▶ [Directions for this task] Reproduce all of the material exactly as shown.
--- Start ---
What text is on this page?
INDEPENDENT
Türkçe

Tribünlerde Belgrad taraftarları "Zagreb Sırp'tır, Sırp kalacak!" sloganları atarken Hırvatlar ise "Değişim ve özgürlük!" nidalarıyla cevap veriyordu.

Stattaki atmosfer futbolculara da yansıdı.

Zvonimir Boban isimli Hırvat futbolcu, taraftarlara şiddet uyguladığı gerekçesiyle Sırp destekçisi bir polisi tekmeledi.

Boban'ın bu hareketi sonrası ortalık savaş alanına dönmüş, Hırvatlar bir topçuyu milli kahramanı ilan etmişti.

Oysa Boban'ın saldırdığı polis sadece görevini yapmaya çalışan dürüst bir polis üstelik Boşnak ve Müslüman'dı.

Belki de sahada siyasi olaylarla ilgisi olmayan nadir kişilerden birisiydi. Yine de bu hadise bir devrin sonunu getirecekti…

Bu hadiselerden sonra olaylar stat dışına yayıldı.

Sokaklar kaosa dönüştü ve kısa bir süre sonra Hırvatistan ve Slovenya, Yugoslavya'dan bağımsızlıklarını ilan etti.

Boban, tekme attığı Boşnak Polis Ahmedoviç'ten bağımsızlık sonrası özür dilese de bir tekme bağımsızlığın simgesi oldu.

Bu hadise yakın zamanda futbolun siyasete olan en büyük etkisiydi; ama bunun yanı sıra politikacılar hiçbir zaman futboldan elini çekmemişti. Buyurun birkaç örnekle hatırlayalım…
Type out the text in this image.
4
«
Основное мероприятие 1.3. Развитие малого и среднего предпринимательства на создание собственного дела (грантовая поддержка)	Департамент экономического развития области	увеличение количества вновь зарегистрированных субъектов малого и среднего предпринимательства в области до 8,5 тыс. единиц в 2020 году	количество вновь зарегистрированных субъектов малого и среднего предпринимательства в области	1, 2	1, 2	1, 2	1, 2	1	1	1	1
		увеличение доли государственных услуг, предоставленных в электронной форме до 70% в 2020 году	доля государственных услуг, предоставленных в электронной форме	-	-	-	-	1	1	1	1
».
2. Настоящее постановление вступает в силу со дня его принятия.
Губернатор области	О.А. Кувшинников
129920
--- End ---
▶ [Response to this task]
What text is on this page?
INDEPENDENT
Türkçe

Tribünlerde Belgrad taraftarları "Zagreb Sırp'tır, Sırp kalacak!" sloganları atarken Hırvatlar ise "Değişim ve özgürlük!" nidalarıyla cevap veriyordu.

Stattaki atmosfer futbolculara da yansıdı.

Zvonimir Boban isimli Hırvat futbolcu, taraftarlara şiddet uyguladığı gerekçesiyle Sırp destekçisi bir polisi tekmeledi.

Boban'ın bu hareketi sonrası ortalık savaş alanına dönmüş, Hırvatlar bir topçuyu milli kahramanı ilan etmişti.

Oysa Boban'ın saldırdığı polis sadece görevini yapmaya çalışan dürüst bir polis üstelik Boşnak ve Müslüman'dı.

Belki de sahada siyasi olaylarla ilgisi olmayan nadir kişilerden birisiydi. Yine de bu hadise bir devrin sonunu getirecekti…

Bu hadiselerden sonra olaylar stat dışına yayıldı.

Sokaklar kaosa dönüştü ve kısa bir süre sonra Hırvatistan ve Slovenya, Yugoslavya'dan bağımsızlıklarını ilan etti.

Boban, tekme attığı Boşnak Polis Ahmedoviç'ten bağımsızlık sonrası özür dilese de bir tekme bağımsızlığın simgesi oldu.

Bu hadise yakın zamanda futbolun siyasete olan en büyük etkisiydi; ama bunun yanı sıra politikacılar hiçbir zaman futboldan elini çekmemişti. Buyurun birkaç örnekle hatırlayalım…
Type out the text in this image.
4
«
Основное мероприятие 1.3. Развитие малого и среднего предпринимательства на создание собственного дела (грантовая поддержка)	Департамент экономического развития области	увеличение количества вновь зарегистрированных субъектов малого и среднего предпринимательства в области до 8,5 тыс. единиц в 2020 году	количество вновь зарегистрированных субъектов малого и среднего предпринимательства в области	1, 2	1, 2	1, 2	1, 2	1	1	1	1
		увеличение доли государственных услуг, предоставленных в электронной форме до 70% в 2020 году	доля государственных услуг, предоставленных в электронной форме	-	-	-	-	1	1	1	1
».
2. Настоящее постановление вступает в силу со дня его принятия.
Губернатор области	О.А. Кувшинников
129920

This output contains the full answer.